▶ [DATA EXCERPTS]

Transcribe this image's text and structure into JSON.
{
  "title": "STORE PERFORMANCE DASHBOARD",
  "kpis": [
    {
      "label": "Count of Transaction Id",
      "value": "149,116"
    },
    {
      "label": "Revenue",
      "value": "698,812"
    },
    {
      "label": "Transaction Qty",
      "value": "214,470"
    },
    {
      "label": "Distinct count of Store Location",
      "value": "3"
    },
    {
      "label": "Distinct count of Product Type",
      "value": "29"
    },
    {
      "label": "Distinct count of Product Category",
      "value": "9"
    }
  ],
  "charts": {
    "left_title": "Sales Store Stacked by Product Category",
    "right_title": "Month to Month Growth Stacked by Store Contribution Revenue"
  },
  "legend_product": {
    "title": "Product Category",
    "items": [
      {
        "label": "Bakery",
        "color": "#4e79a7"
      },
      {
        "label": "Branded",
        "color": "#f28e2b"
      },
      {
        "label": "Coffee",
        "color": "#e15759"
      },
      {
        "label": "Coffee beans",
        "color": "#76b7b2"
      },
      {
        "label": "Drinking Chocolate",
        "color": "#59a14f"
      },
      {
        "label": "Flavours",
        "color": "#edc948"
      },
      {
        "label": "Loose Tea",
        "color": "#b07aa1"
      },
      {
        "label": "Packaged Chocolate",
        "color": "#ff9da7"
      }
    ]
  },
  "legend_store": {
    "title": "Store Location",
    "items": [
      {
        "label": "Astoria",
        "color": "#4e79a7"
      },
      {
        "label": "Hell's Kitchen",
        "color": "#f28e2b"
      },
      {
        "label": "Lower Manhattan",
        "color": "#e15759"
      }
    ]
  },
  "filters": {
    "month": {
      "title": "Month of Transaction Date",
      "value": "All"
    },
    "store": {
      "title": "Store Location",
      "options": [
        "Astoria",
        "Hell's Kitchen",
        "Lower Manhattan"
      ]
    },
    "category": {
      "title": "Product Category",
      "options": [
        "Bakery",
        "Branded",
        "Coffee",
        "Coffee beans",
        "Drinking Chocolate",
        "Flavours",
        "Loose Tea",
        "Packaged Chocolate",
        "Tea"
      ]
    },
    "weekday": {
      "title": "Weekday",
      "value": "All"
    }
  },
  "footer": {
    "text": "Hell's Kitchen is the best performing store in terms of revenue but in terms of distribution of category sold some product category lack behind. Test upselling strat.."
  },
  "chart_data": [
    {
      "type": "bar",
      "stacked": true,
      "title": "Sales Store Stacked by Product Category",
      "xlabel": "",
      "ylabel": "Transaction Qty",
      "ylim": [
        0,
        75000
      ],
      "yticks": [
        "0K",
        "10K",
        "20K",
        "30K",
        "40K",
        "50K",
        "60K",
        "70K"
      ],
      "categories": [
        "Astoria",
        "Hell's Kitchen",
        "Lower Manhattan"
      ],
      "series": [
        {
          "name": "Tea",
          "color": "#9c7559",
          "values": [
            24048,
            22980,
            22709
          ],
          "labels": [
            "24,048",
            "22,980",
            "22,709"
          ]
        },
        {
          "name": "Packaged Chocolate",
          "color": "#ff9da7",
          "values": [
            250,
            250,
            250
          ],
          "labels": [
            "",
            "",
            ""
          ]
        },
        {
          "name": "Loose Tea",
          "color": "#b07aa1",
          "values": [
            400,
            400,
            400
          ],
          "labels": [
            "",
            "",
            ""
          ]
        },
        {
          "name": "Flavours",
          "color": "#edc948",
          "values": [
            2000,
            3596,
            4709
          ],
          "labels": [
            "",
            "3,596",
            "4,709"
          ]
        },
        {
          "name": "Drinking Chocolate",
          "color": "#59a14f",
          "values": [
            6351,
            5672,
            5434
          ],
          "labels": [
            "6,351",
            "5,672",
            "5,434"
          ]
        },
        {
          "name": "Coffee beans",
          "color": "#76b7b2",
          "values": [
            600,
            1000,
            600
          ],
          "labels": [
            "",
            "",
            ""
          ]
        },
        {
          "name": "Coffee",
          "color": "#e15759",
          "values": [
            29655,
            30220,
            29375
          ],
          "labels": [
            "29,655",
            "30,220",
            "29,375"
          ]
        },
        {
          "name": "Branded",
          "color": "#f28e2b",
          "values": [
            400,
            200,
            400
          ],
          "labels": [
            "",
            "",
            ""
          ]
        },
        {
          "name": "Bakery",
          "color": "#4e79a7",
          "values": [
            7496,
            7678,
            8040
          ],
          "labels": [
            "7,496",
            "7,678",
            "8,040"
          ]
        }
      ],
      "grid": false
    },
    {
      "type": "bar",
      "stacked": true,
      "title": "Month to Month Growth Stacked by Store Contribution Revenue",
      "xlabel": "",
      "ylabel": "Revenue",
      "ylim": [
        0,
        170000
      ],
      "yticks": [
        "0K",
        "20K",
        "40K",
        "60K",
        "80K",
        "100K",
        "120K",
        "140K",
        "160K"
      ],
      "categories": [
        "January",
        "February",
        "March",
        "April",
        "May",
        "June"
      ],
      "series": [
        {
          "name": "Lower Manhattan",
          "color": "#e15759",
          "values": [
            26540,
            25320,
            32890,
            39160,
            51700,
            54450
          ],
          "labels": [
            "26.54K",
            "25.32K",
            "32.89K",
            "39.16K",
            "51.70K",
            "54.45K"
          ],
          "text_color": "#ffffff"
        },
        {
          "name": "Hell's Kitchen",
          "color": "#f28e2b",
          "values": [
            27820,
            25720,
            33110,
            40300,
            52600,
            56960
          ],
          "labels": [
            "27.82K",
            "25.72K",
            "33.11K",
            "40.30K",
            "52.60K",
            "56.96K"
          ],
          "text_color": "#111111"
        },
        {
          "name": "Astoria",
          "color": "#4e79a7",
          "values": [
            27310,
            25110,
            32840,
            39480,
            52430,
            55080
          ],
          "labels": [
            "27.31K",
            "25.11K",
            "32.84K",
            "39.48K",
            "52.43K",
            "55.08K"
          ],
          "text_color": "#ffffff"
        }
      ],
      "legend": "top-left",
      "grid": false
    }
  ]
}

...

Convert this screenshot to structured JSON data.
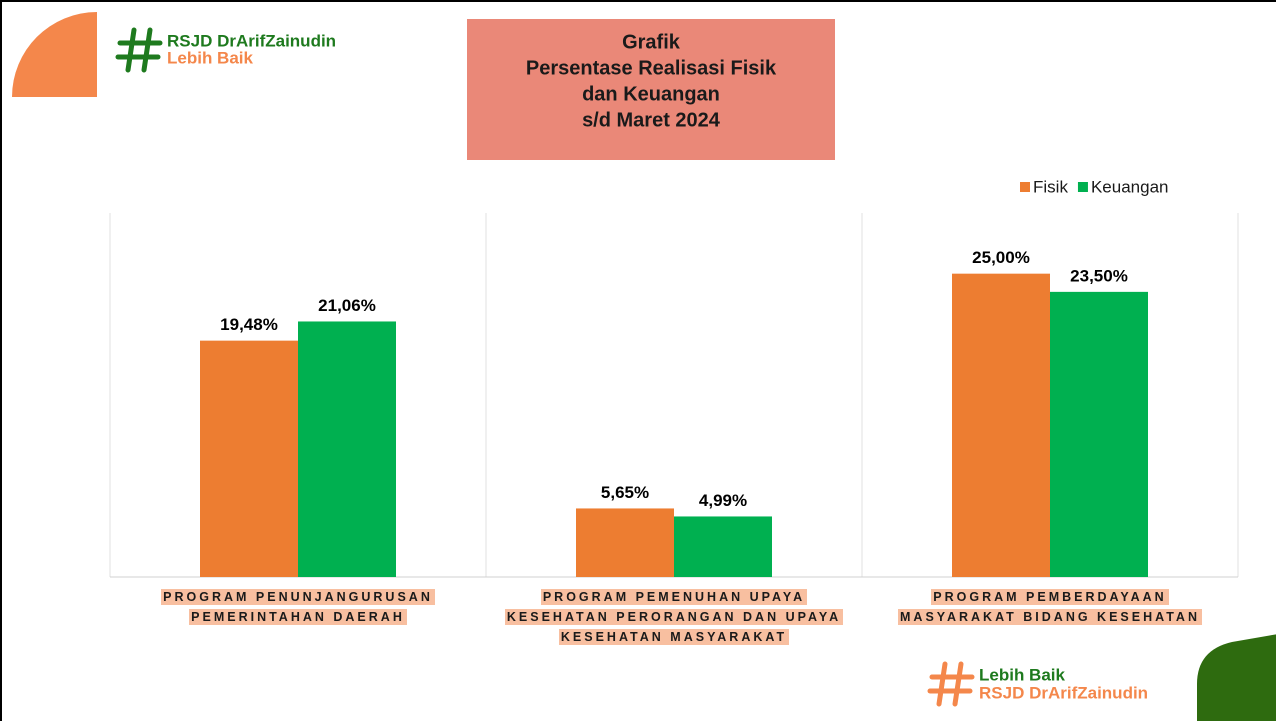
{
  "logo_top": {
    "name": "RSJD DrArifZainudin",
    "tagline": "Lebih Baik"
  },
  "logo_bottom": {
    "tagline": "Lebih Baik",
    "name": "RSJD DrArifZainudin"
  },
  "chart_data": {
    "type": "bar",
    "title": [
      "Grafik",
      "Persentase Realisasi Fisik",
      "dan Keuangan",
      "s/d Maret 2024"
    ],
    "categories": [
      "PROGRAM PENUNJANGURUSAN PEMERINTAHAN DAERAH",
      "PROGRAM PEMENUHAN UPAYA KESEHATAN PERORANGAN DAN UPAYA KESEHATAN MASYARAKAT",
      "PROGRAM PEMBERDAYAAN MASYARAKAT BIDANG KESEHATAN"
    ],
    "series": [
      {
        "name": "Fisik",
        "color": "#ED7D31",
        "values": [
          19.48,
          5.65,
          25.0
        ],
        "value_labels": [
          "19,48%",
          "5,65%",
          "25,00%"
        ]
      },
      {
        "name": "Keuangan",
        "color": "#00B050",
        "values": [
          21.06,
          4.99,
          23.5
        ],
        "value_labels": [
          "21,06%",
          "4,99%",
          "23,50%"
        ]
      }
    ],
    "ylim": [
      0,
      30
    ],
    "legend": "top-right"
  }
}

* * *

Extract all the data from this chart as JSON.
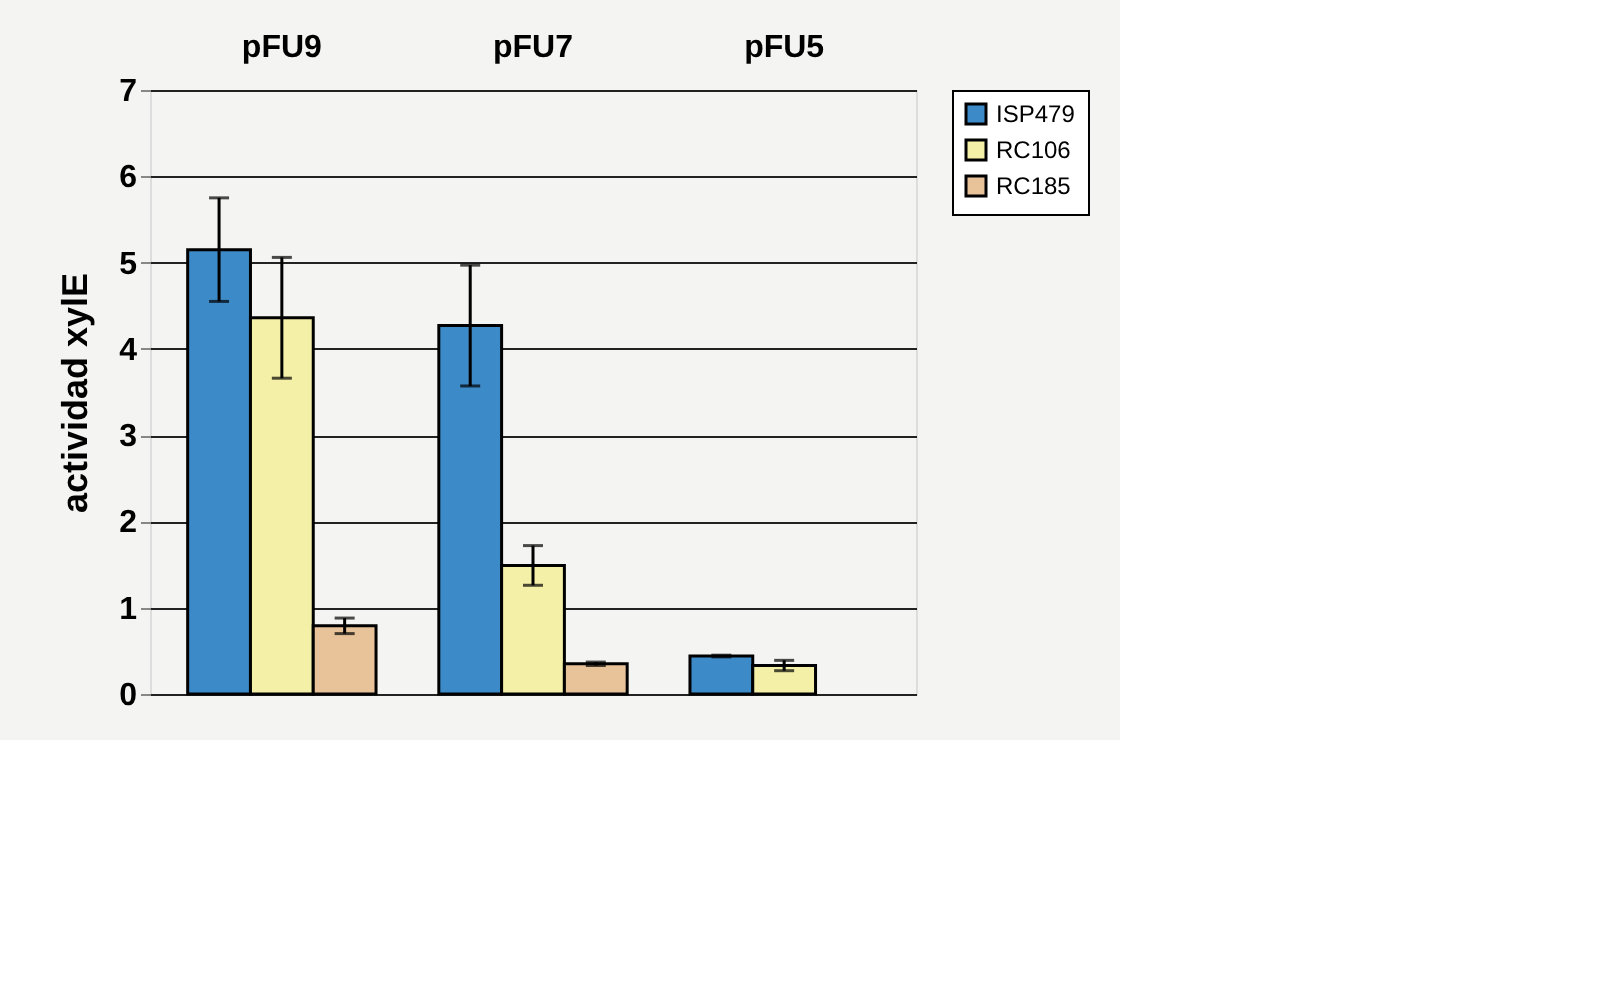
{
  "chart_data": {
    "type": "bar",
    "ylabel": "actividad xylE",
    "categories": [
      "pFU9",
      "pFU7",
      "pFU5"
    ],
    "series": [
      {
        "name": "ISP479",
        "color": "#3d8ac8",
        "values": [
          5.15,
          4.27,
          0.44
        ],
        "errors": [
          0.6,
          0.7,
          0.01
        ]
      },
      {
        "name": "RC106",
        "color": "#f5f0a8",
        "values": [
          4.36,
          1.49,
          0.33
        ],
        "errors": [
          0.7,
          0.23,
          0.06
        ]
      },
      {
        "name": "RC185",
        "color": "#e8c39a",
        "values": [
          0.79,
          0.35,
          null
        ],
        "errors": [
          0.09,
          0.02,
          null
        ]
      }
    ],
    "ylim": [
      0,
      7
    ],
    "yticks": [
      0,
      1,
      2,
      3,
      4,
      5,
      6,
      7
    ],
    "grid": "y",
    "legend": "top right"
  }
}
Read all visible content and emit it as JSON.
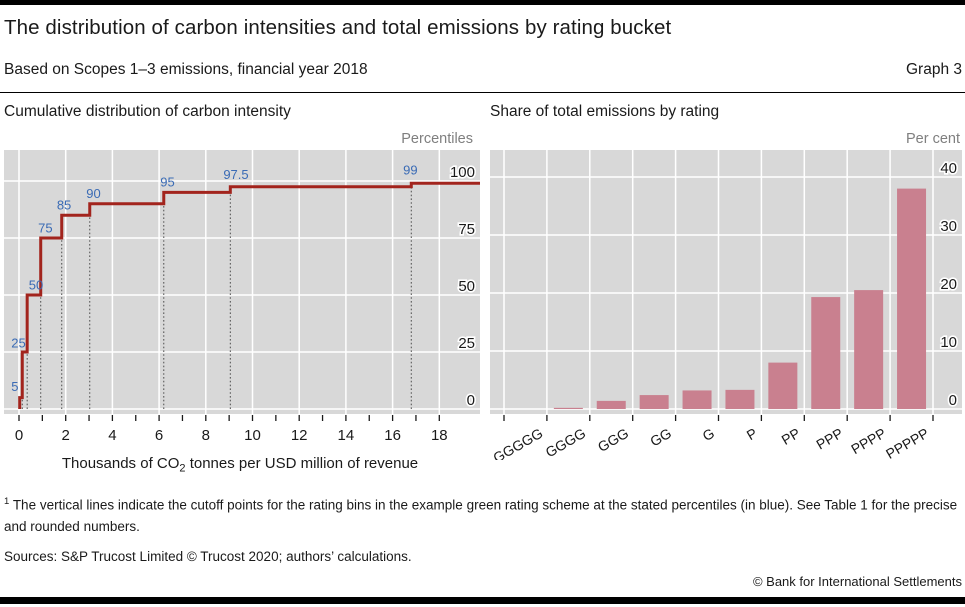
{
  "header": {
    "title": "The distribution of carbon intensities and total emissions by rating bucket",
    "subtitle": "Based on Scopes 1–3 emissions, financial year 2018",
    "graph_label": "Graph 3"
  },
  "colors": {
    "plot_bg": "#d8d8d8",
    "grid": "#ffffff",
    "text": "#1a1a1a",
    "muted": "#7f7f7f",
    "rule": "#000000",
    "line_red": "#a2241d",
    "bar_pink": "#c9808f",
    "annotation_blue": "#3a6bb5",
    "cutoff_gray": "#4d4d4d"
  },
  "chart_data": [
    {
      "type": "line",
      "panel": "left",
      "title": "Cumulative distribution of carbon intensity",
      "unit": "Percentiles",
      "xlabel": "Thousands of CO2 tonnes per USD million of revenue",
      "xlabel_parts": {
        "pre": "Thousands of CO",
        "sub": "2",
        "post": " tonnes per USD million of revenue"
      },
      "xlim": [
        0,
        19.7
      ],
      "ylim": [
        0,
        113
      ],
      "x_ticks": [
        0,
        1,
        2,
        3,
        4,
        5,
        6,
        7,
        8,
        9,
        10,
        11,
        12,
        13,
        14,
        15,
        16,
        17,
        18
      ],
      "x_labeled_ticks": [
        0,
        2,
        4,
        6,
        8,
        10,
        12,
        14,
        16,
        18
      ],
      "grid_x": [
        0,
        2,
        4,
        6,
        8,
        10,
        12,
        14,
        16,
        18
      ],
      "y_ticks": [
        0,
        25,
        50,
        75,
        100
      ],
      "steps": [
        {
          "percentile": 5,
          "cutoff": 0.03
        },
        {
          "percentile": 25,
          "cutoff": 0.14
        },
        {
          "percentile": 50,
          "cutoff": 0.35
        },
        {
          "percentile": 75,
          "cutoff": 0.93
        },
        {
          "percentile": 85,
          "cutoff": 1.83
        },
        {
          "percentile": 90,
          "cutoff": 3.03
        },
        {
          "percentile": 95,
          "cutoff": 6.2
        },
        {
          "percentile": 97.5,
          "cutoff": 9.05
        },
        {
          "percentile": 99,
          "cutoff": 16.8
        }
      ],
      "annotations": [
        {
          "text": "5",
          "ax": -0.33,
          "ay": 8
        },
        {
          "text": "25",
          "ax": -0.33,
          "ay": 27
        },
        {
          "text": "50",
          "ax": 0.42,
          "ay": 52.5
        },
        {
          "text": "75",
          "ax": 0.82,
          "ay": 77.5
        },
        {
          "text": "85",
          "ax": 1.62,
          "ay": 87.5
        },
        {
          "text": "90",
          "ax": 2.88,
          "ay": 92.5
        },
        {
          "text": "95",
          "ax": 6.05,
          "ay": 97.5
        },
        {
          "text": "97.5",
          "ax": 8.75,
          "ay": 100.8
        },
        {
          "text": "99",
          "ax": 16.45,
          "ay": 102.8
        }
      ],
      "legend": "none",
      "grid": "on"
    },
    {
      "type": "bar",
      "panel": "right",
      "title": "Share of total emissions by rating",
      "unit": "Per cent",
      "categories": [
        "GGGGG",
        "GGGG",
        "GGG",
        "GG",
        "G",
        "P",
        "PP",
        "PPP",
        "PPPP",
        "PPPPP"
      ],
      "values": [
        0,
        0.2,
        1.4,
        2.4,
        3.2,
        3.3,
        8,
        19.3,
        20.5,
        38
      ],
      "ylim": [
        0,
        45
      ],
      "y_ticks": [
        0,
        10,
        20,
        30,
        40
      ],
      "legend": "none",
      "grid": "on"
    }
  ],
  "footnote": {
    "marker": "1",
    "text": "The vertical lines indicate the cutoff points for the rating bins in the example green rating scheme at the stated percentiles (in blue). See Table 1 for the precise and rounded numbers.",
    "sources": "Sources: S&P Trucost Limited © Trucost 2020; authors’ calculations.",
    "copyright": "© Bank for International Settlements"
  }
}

▶ [PROBLEM DESCRIPTION]
Scan the listing above for the word "Hell" and copy every line that holds it.

▶ [EXERCISE ANSWER]
        "label": "Hell's Kitchen",
        "Hell's Kitchen",
    "text": "Hell's Kitchen is the best performing store in terms of revenue but in terms of distribution of category sold some product category lack behind. Test upselling strat.."
        "Hell's Kitchen",
          "name": "Hell's Kitchen",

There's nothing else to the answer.